* _Stored data_:
<<<<

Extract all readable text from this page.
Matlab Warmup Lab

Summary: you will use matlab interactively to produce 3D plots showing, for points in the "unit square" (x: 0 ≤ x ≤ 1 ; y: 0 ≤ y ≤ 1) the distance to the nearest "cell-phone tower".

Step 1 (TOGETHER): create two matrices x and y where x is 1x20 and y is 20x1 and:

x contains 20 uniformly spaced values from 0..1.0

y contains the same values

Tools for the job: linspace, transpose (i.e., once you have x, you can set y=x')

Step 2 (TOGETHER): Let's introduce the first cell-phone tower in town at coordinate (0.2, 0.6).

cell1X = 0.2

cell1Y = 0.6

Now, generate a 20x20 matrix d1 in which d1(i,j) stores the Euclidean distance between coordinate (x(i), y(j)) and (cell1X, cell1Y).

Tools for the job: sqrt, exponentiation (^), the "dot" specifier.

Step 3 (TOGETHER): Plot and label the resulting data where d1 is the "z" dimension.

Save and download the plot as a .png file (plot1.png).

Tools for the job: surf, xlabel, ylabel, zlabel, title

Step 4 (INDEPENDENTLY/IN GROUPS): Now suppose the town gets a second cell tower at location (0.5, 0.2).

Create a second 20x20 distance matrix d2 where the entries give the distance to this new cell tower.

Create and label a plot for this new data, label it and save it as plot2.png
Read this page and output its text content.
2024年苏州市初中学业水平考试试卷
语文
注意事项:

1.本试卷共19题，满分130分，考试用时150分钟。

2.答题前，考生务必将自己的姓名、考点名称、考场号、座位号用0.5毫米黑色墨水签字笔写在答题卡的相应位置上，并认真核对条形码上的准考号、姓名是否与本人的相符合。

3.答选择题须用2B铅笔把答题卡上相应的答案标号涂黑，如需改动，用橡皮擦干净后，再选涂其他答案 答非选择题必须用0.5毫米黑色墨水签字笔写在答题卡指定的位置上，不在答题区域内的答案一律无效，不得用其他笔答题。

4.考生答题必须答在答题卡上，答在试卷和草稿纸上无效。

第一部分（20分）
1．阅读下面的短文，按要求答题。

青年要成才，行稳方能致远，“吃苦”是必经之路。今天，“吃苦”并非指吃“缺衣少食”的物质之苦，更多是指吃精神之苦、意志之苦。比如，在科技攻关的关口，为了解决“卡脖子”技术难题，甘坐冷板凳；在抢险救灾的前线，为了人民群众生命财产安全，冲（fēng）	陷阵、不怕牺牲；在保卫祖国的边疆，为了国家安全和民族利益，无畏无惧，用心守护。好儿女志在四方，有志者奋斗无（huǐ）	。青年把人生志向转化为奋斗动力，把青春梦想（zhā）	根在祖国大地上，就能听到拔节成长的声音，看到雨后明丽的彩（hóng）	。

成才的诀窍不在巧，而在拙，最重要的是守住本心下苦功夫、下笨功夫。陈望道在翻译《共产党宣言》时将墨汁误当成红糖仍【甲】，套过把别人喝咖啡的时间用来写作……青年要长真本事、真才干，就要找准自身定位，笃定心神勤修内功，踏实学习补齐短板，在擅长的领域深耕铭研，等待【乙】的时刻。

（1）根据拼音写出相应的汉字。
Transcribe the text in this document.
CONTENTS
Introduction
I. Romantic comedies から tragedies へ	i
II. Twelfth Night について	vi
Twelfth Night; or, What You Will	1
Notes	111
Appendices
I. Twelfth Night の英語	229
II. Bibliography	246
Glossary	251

>>>>

* _Task_:
Take the entries above and copy them out exactly.

* _Complete output_:
Extract all readable text from this page.
Matlab Warmup Lab

Summary: you will use matlab interactively to produce 3D plots showing, for points in the "unit square" (x: 0 ≤ x ≤ 1 ; y: 0 ≤ y ≤ 1) the distance to the nearest "cell-phone tower".

Step 1 (TOGETHER): create two matrices x and y where x is 1x20 and y is 20x1 and:

x contains 20 uniformly spaced values from 0..1.0

y contains the same values

Tools for the job: linspace, transpose (i.e., once you have x, you can set y=x')

Step 2 (TOGETHER): Let's introduce the first cell-phone tower in town at coordinate (0.2, 0.6).

cell1X = 0.2

cell1Y = 0.6

Now, generate a 20x20 matrix d1 in which d1(i,j) stores the Euclidean distance between coordinate (x(i), y(j)) and (cell1X, cell1Y).

Tools for the job: sqrt, exponentiation (^), the "dot" specifier.

Step 3 (TOGETHER): Plot and label the resulting data where d1 is the "z" dimension.

Save and download the plot as a .png file (plot1.png).

Tools for the job: surf, xlabel, ylabel, zlabel, title

Step 4 (INDEPENDENTLY/IN GROUPS): Now suppose the town gets a second cell tower at location (0.5, 0.2).

Create a second 20x20 distance matrix d2 where the entries give the distance to this new cell tower.

Create and label a plot for this new data, label it and save it as plot2.png
Read this page and output its text content.
2024年苏州市初中学业水平考试试卷
语文
注意事项:

1.本试卷共19题，满分130分，考试用时150分钟。

2.答题前，考生务必将自己的姓名、考点名称、考场号、座位号用0.5毫米黑色墨水签字笔写在答题卡的相应位置上，并认真核对条形码上的准考号、姓名是否与本人的相符合。

3.答选择题须用2B铅笔把答题卡上相应的答案标号涂黑，如需改动，用橡皮擦干净后，再选涂其他答案 答非选择题必须用0.5毫米黑色墨水签字笔写在答题卡指定的位置上，不在答题区域内的答案一律无效，不得用其他笔答题。

4.考生答题必须答在答题卡上，答在试卷和草稿纸上无效。

第一部分（20分）
1．阅读下面的短文，按要求答题。

青年要成才，行稳方能致远，“吃苦”是必经之路。今天，“吃苦”并非指吃“缺衣少食”的物质之苦，更多是指吃精神之苦、意志之苦。比如，在科技攻关的关口，为了解决“卡脖子”技术难题，甘坐冷板凳；在抢险救灾的前线，为了人民群众生命财产安全，冲（fēng）	陷阵、不怕牺牲；在保卫祖国的边疆，为了国家安全和民族利益，无畏无惧，用心守护。好儿女志在四方，有志者奋斗无（huǐ）	。青年把人生志向转化为奋斗动力，把青春梦想（zhā）	根在祖国大地上，就能听到拔节成长的声音，看到雨后明丽的彩（hóng）	。

成才的诀窍不在巧，而在拙，最重要的是守住本心下苦功夫、下笨功夫。陈望道在翻译《共产党宣言》时将墨汁误当成红糖仍【甲】，套过把别人喝咖啡的时间用来写作……青年要长真本事、真才干，就要找准自身定位，笃定心神勤修内功，踏实学习补齐短板，在擅长的领域深耕铭研，等待【乙】的时刻。

（1）根据拼音写出相应的汉字。
Transcribe the text in this document.
CONTENTS
Introduction
I. Romantic comedies から tragedies へ	i
II. Twelfth Night について	vi
Twelfth Night; or, What You Will	1
Notes	111
Appendices
I. Twelfth Night の英語	229
II. Bibliography	246
Glossary	251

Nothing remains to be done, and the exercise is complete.